→ **WORK TO BE COMPLETED**:
Reproduce the listing word for word. Skip any image.

# LISTED ENTRIES start

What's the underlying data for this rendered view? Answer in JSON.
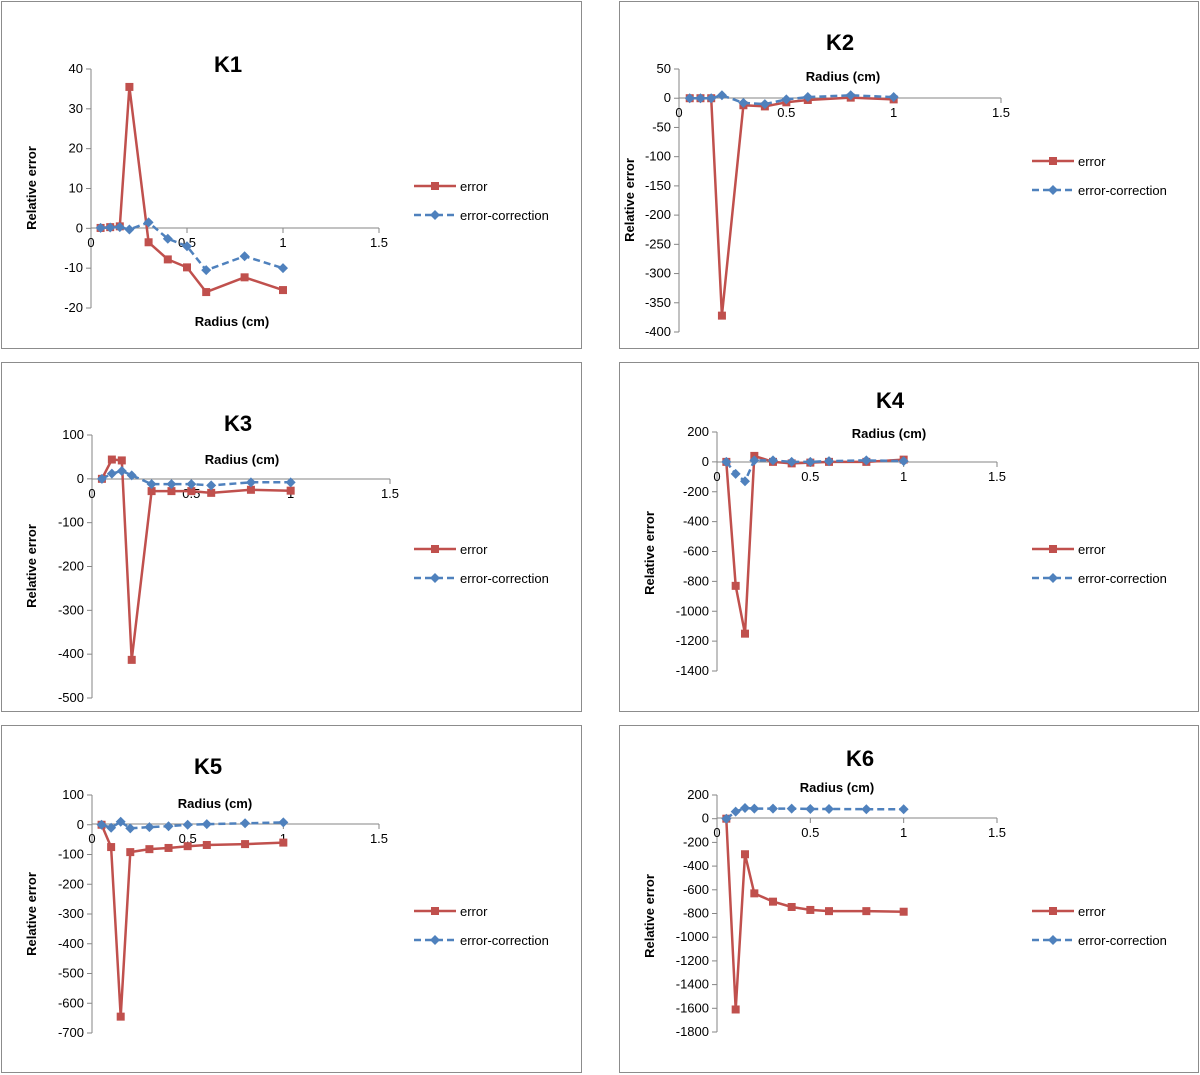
{
  "colors": {
    "error": "#C0504D",
    "error_correction": "#4F81BD",
    "axis": "#868686",
    "border": "#8C8C8C"
  },
  "chart_data": [
    {
      "type": "line",
      "title": "K1",
      "xlabel": "Radius (cm)",
      "ylabel": "Relative error",
      "xlim": [
        0,
        1.5
      ],
      "ylim": [
        -20,
        40
      ],
      "xticks": [
        0,
        0.5,
        1,
        1.5
      ],
      "yticks": [
        40,
        30,
        20,
        10,
        0,
        -10,
        -20
      ],
      "grid": false,
      "legend": "right",
      "series": [
        {
          "name": "error",
          "x": [
            0.05,
            0.1,
            0.15,
            0.2,
            0.3,
            0.4,
            0.5,
            0.6,
            0.8,
            1.0
          ],
          "values": [
            0.1,
            0.3,
            0.5,
            35.5,
            -3.5,
            -7.8,
            -9.8,
            -16.0,
            -12.3,
            -15.5
          ]
        },
        {
          "name": "error-correction",
          "x": [
            0.05,
            0.1,
            0.15,
            0.2,
            0.3,
            0.4,
            0.5,
            0.6,
            0.8,
            1.0
          ],
          "values": [
            0.1,
            0.2,
            0.3,
            -0.3,
            1.5,
            -2.6,
            -4.5,
            -10.5,
            -7.0,
            -10.0
          ]
        }
      ]
    },
    {
      "type": "line",
      "title": "K2",
      "xlabel": "Radius (cm)",
      "ylabel": "Relative error",
      "xlim": [
        0,
        1.5
      ],
      "ylim": [
        -400,
        50
      ],
      "xticks": [
        0,
        0.5,
        1,
        1.5
      ],
      "yticks": [
        50,
        0,
        -50,
        -100,
        -150,
        -200,
        -250,
        -300,
        -350,
        -400
      ],
      "grid": false,
      "legend": "right",
      "series": [
        {
          "name": "error",
          "x": [
            0.05,
            0.1,
            0.15,
            0.2,
            0.3,
            0.4,
            0.5,
            0.6,
            0.8,
            1.0
          ],
          "values": [
            0,
            0,
            0,
            -372,
            -12,
            -14,
            -7,
            -3,
            1,
            -2
          ]
        },
        {
          "name": "error-correction",
          "x": [
            0.05,
            0.1,
            0.15,
            0.2,
            0.3,
            0.4,
            0.5,
            0.6,
            0.8,
            1.0
          ],
          "values": [
            0,
            0,
            0,
            5,
            -8,
            -10,
            -2,
            2,
            5,
            2
          ]
        }
      ]
    },
    {
      "type": "line",
      "title": "K3",
      "xlabel": "Radius (cm)",
      "ylabel": "Relative error",
      "xlim": [
        0,
        1.5
      ],
      "ylim": [
        -500,
        100
      ],
      "xticks": [
        0,
        0.5,
        1,
        1.5
      ],
      "yticks": [
        100,
        0,
        -100,
        -200,
        -300,
        -400,
        -500
      ],
      "grid": false,
      "legend": "right",
      "series": [
        {
          "name": "error",
          "x": [
            0.05,
            0.1,
            0.15,
            0.2,
            0.3,
            0.4,
            0.5,
            0.6,
            0.8,
            1.0
          ],
          "values": [
            0,
            44,
            42,
            -413,
            -28,
            -28,
            -28,
            -32,
            -25,
            -27
          ]
        },
        {
          "name": "error-correction",
          "x": [
            0.05,
            0.1,
            0.15,
            0.2,
            0.3,
            0.4,
            0.5,
            0.6,
            0.8,
            1.0
          ],
          "values": [
            0,
            12,
            18,
            8,
            -12,
            -12,
            -12,
            -15,
            -8,
            -8
          ]
        }
      ]
    },
    {
      "type": "line",
      "title": "K4",
      "xlabel": "Radius (cm)",
      "ylabel": "Relative error",
      "xlim": [
        0,
        1.5
      ],
      "ylim": [
        -1400,
        200
      ],
      "xticks": [
        0,
        0.5,
        1,
        1.5
      ],
      "yticks": [
        200,
        0,
        -200,
        -400,
        -600,
        -800,
        -1000,
        -1200,
        -1400
      ],
      "grid": false,
      "legend": "right",
      "series": [
        {
          "name": "error",
          "x": [
            0.05,
            0.1,
            0.15,
            0.2,
            0.3,
            0.4,
            0.5,
            0.6,
            0.8,
            1.0
          ],
          "values": [
            0,
            -830,
            -1150,
            40,
            0,
            -10,
            -5,
            0,
            0,
            15
          ]
        },
        {
          "name": "error-correction",
          "x": [
            0.05,
            0.1,
            0.15,
            0.2,
            0.3,
            0.4,
            0.5,
            0.6,
            0.8,
            1.0
          ],
          "values": [
            0,
            -80,
            -130,
            10,
            10,
            0,
            0,
            5,
            10,
            5
          ]
        }
      ]
    },
    {
      "type": "line",
      "title": "K5",
      "xlabel": "Radius (cm)",
      "ylabel": "Relative error",
      "xlim": [
        0,
        1.5
      ],
      "ylim": [
        -700,
        100
      ],
      "xticks": [
        0,
        0.5,
        1,
        1.5
      ],
      "yticks": [
        100,
        0,
        -100,
        -200,
        -300,
        -400,
        -500,
        -600,
        -700
      ],
      "grid": false,
      "legend": "right",
      "series": [
        {
          "name": "error",
          "x": [
            0.05,
            0.1,
            0.15,
            0.2,
            0.3,
            0.4,
            0.5,
            0.6,
            0.8,
            1.0
          ],
          "values": [
            0,
            -75,
            -645,
            -92,
            -82,
            -78,
            -72,
            -68,
            -65,
            -60
          ]
        },
        {
          "name": "error-correction",
          "x": [
            0.05,
            0.1,
            0.15,
            0.2,
            0.3,
            0.4,
            0.5,
            0.6,
            0.8,
            1.0
          ],
          "values": [
            0,
            -10,
            10,
            -12,
            -8,
            -5,
            0,
            2,
            5,
            8
          ]
        }
      ]
    },
    {
      "type": "line",
      "title": "K6",
      "xlabel": "Radius (cm)",
      "ylabel": "Relative error",
      "xlim": [
        0,
        1.5
      ],
      "ylim": [
        -1800,
        200
      ],
      "xticks": [
        0,
        0.5,
        1,
        1.5
      ],
      "yticks": [
        200,
        0,
        -200,
        -400,
        -600,
        -800,
        -1000,
        -1200,
        -1400,
        -1600,
        -1800
      ],
      "grid": false,
      "legend": "right",
      "series": [
        {
          "name": "error",
          "x": [
            0.05,
            0.1,
            0.15,
            0.2,
            0.3,
            0.4,
            0.5,
            0.6,
            0.8,
            1.0
          ],
          "values": [
            0,
            -1610,
            -300,
            -630,
            -700,
            -745,
            -770,
            -780,
            -780,
            -785
          ]
        },
        {
          "name": "error-correction",
          "x": [
            0.05,
            0.1,
            0.15,
            0.2,
            0.3,
            0.4,
            0.5,
            0.6,
            0.8,
            1.0
          ],
          "values": [
            0,
            60,
            90,
            85,
            85,
            85,
            82,
            82,
            80,
            80
          ]
        }
      ]
    }
  ]
}
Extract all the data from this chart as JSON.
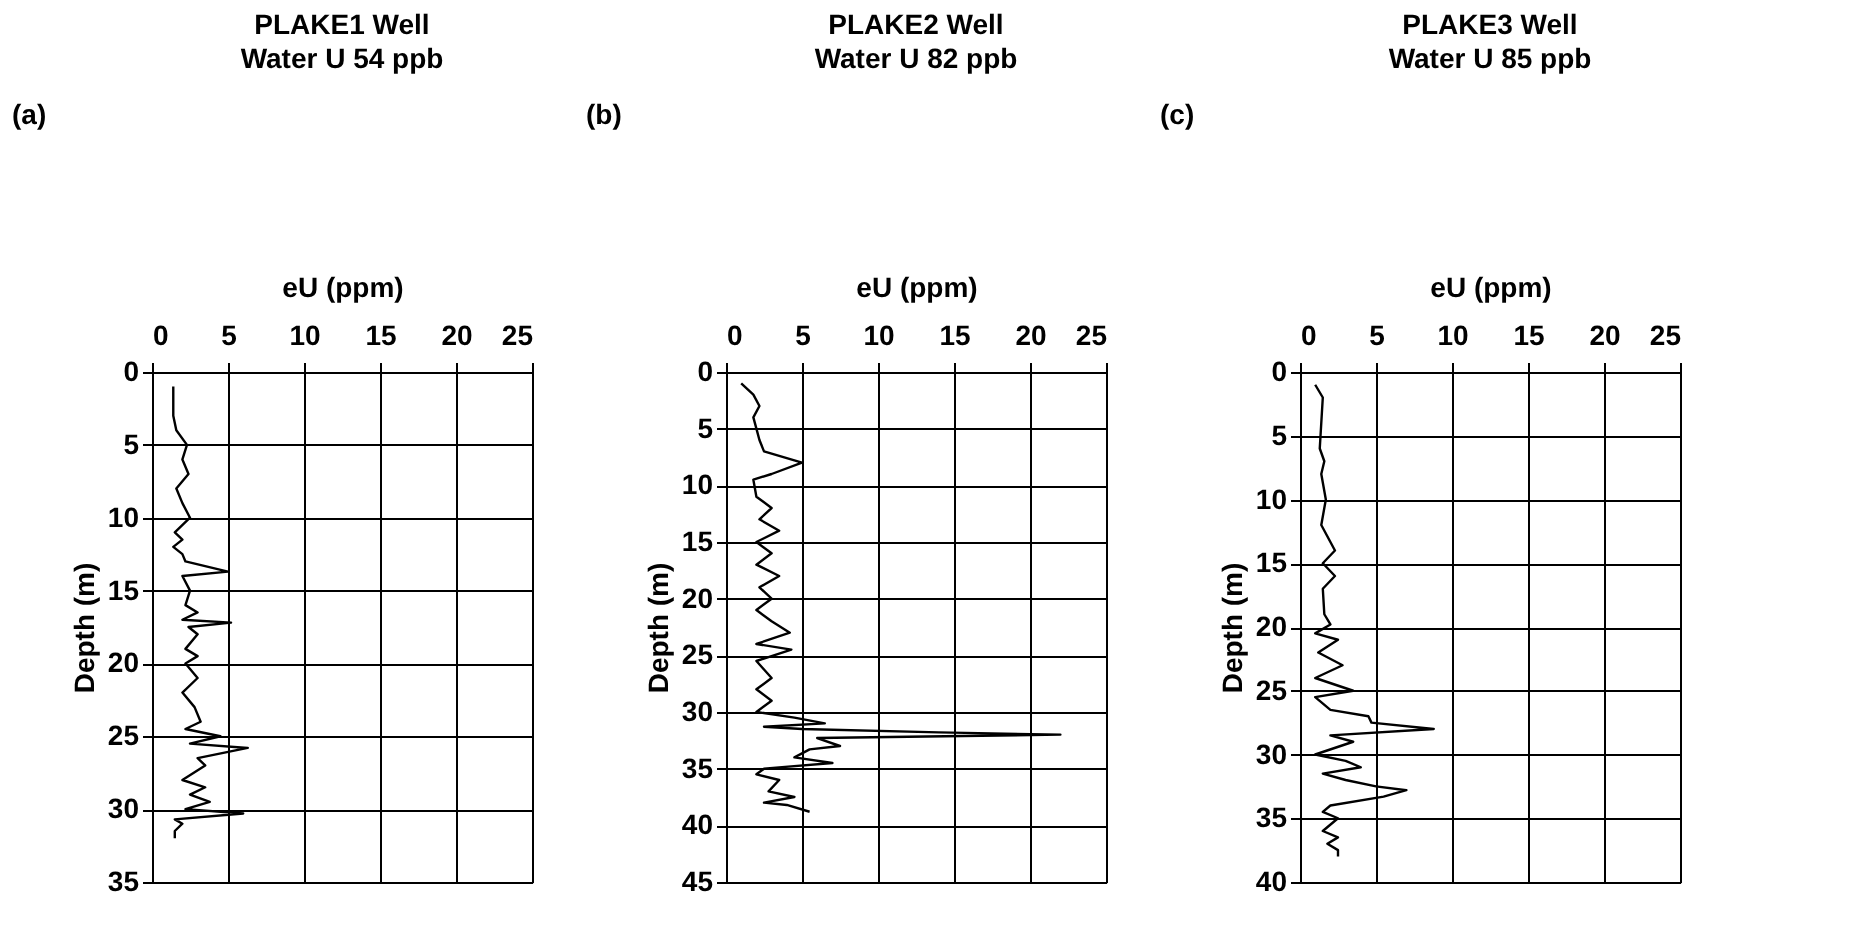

# LISTED ENTRIES end

→ **ANSWER IN FULL**:
What's the underlying data for this rendered view? Answer in JSON.
{
  "colors": {
    "error": "#C0504D",
    "error_correction": "#4F81BD",
    "axis": "#868686",
    "border": "#8C8C8C"
  },
  "chart_data": [
    {
      "type": "line",
      "title": "K1",
      "xlabel": "Radius (cm)",
      "ylabel": "Relative error",
      "xlim": [
        0,
        1.5
      ],
      "ylim": [
        -20,
        40
      ],
      "xticks": [
        0,
        0.5,
        1,
        1.5
      ],
      "yticks": [
        40,
        30,
        20,
        10,
        0,
        -10,
        -20
      ],
      "grid": false,
      "legend": "right",
      "series": [
        {
          "name": "error",
          "x": [
            0.05,
            0.1,
            0.15,
            0.2,
            0.3,
            0.4,
            0.5,
            0.6,
            0.8,
            1.0
          ],
          "values": [
            0.1,
            0.3,
            0.5,
            35.5,
            -3.5,
            -7.8,
            -9.8,
            -16.0,
            -12.3,
            -15.5
          ]
        },
        {
          "name": "error-correction",
          "x": [
            0.05,
            0.1,
            0.15,
            0.2,
            0.3,
            0.4,
            0.5,
            0.6,
            0.8,
            1.0
          ],
          "values": [
            0.1,
            0.2,
            0.3,
            -0.3,
            1.5,
            -2.6,
            -4.5,
            -10.5,
            -7.0,
            -10.0
          ]
        }
      ]
    },
    {
      "type": "line",
      "title": "K2",
      "xlabel": "Radius (cm)",
      "ylabel": "Relative error",
      "xlim": [
        0,
        1.5
      ],
      "ylim": [
        -400,
        50
      ],
      "xticks": [
        0,
        0.5,
        1,
        1.5
      ],
      "yticks": [
        50,
        0,
        -50,
        -100,
        -150,
        -200,
        -250,
        -300,
        -350,
        -400
      ],
      "grid": false,
      "legend": "right",
      "series": [
        {
          "name": "error",
          "x": [
            0.05,
            0.1,
            0.15,
            0.2,
            0.3,
            0.4,
            0.5,
            0.6,
            0.8,
            1.0
          ],
          "values": [
            0,
            0,
            0,
            -372,
            -12,
            -14,
            -7,
            -3,
            1,
            -2
          ]
        },
        {
          "name": "error-correction",
          "x": [
            0.05,
            0.1,
            0.15,
            0.2,
            0.3,
            0.4,
            0.5,
            0.6,
            0.8,
            1.0
          ],
          "values": [
            0,
            0,
            0,
            5,
            -8,
            -10,
            -2,
            2,
            5,
            2
          ]
        }
      ]
    },
    {
      "type": "line",
      "title": "K3",
      "xlabel": "Radius (cm)",
      "ylabel": "Relative error",
      "xlim": [
        0,
        1.5
      ],
      "ylim": [
        -500,
        100
      ],
      "xticks": [
        0,
        0.5,
        1,
        1.5
      ],
      "yticks": [
        100,
        0,
        -100,
        -200,
        -300,
        -400,
        -500
      ],
      "grid": false,
      "legend": "right",
      "series": [
        {
          "name": "error",
          "x": [
            0.05,
            0.1,
            0.15,
            0.2,
            0.3,
            0.4,
            0.5,
            0.6,
            0.8,
            1.0
          ],
          "values": [
            0,
            44,
            42,
            -413,
            -28,
            -28,
            -28,
            -32,
            -25,
            -27
          ]
        },
        {
          "name": "error-correction",
          "x": [
            0.05,
            0.1,
            0.15,
            0.2,
            0.3,
            0.4,
            0.5,
            0.6,
            0.8,
            1.0
          ],
          "values": [
            0,
            12,
            18,
            8,
            -12,
            -12,
            -12,
            -15,
            -8,
            -8
          ]
        }
      ]
    },
    {
      "type": "line",
      "title": "K4",
      "xlabel": "Radius (cm)",
      "ylabel": "Relative error",
      "xlim": [
        0,
        1.5
      ],
      "ylim": [
        -1400,
        200
      ],
      "xticks": [
        0,
        0.5,
        1,
        1.5
      ],
      "yticks": [
        200,
        0,
        -200,
        -400,
        -600,
        -800,
        -1000,
        -1200,
        -1400
      ],
      "grid": false,
      "legend": "right",
      "series": [
        {
          "name": "error",
          "x": [
            0.05,
            0.1,
            0.15,
            0.2,
            0.3,
            0.4,
            0.5,
            0.6,
            0.8,
            1.0
          ],
          "values": [
            0,
            -830,
            -1150,
            40,
            0,
            -10,
            -5,
            0,
            0,
            15
          ]
        },
        {
          "name": "error-correction",
          "x": [
            0.05,
            0.1,
            0.15,
            0.2,
            0.3,
            0.4,
            0.5,
            0.6,
            0.8,
            1.0
          ],
          "values": [
            0,
            -80,
            -130,
            10,
            10,
            0,
            0,
            5,
            10,
            5
          ]
        }
      ]
    },
    {
      "type": "line",
      "title": "K5",
      "xlabel": "Radius (cm)",
      "ylabel": "Relative error",
      "xlim": [
        0,
        1.5
      ],
      "ylim": [
        -700,
        100
      ],
      "xticks": [
        0,
        0.5,
        1,
        1.5
      ],
      "yticks": [
        100,
        0,
        -100,
        -200,
        -300,
        -400,
        -500,
        -600,
        -700
      ],
      "grid": false,
      "legend": "right",
      "series": [
        {
          "name": "error",
          "x": [
            0.05,
            0.1,
            0.15,
            0.2,
            0.3,
            0.4,
            0.5,
            0.6,
            0.8,
            1.0
          ],
          "values": [
            0,
            -75,
            -645,
            -92,
            -82,
            -78,
            -72,
            -68,
            -65,
            -60
          ]
        },
        {
          "name": "error-correction",
          "x": [
            0.05,
            0.1,
            0.15,
            0.2,
            0.3,
            0.4,
            0.5,
            0.6,
            0.8,
            1.0
          ],
          "values": [
            0,
            -10,
            10,
            -12,
            -8,
            -5,
            0,
            2,
            5,
            8
          ]
        }
      ]
    },
    {
      "type": "line",
      "title": "K6",
      "xlabel": "Radius (cm)",
      "ylabel": "Relative error",
      "xlim": [
        0,
        1.5
      ],
      "ylim": [
        -1800,
        200
      ],
      "xticks": [
        0,
        0.5,
        1,
        1.5
      ],
      "yticks": [
        200,
        0,
        -200,
        -400,
        -600,
        -800,
        -1000,
        -1200,
        -1400,
        -1600,
        -1800
      ],
      "grid": false,
      "legend": "right",
      "series": [
        {
          "name": "error",
          "x": [
            0.05,
            0.1,
            0.15,
            0.2,
            0.3,
            0.4,
            0.5,
            0.6,
            0.8,
            1.0
          ],
          "values": [
            0,
            -1610,
            -300,
            -630,
            -700,
            -745,
            -770,
            -780,
            -780,
            -785
          ]
        },
        {
          "name": "error-correction",
          "x": [
            0.05,
            0.1,
            0.15,
            0.2,
            0.3,
            0.4,
            0.5,
            0.6,
            0.8,
            1.0
          ],
          "values": [
            0,
            60,
            90,
            85,
            85,
            85,
            82,
            82,
            80,
            80
          ]
        }
      ]
    }
  ]
}
Extract all the data from this chart as JSON.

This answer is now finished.